--- start of DATASET ROWS ---
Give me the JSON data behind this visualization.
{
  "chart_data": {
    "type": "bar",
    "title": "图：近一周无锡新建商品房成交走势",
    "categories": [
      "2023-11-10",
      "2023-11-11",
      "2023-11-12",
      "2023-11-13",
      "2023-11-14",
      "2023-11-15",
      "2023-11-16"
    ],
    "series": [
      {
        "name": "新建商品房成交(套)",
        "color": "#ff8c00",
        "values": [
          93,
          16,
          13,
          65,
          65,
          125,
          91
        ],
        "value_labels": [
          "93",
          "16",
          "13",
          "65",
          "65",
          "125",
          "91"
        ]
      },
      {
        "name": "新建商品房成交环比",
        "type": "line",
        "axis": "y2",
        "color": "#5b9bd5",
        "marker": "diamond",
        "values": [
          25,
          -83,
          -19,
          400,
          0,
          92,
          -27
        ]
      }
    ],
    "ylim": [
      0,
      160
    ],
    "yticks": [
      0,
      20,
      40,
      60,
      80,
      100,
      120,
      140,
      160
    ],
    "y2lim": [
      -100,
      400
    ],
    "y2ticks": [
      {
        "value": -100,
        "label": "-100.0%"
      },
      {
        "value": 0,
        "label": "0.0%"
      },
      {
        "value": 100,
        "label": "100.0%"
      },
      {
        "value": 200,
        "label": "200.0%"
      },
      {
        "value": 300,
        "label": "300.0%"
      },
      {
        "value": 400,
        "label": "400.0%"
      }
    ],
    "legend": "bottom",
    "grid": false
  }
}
--- end of DATASET ROWS ---
## DO THIS
Print out all the entries precisely as written.

## RESPONSE TO THE EXERCISE
Give me the JSON data behind this visualization.
{
  "chart_data": {
    "type": "bar",
    "title": "图：近一周无锡新建商品房成交走势",
    "categories": [
      "2023-11-10",
      "2023-11-11",
      "2023-11-12",
      "2023-11-13",
      "2023-11-14",
      "2023-11-15",
      "2023-11-16"
    ],
    "series": [
      {
        "name": "新建商品房成交(套)",
        "color": "#ff8c00",
        "values": [
          93,
          16,
          13,
          65,
          65,
          125,
          91
        ],
        "value_labels": [
          "93",
          "16",
          "13",
          "65",
          "65",
          "125",
          "91"
        ]
      },
      {
        "name": "新建商品房成交环比",
        "type": "line",
        "axis": "y2",
        "color": "#5b9bd5",
        "marker": "diamond",
        "values": [
          25,
          -83,
          -19,
          400,
          0,
          92,
          -27
        ]
      }
    ],
    "ylim": [
      0,
      160
    ],
    "yticks": [
      0,
      20,
      40,
      60,
      80,
      100,
      120,
      140,
      160
    ],
    "y2lim": [
      -100,
      400
    ],
    "y2ticks": [
      {
        "value": -100,
        "label": "-100.0%"
      },
      {
        "value": 0,
        "label": "0.0%"
      },
      {
        "value": 100,
        "label": "100.0%"
      },
      {
        "value": 200,
        "label": "200.0%"
      },
      {
        "value": 300,
        "label": "300.0%"
      },
      {
        "value": 400,
        "label": "400.0%"
      }
    ],
    "legend": "bottom",
    "grid": false
  }
}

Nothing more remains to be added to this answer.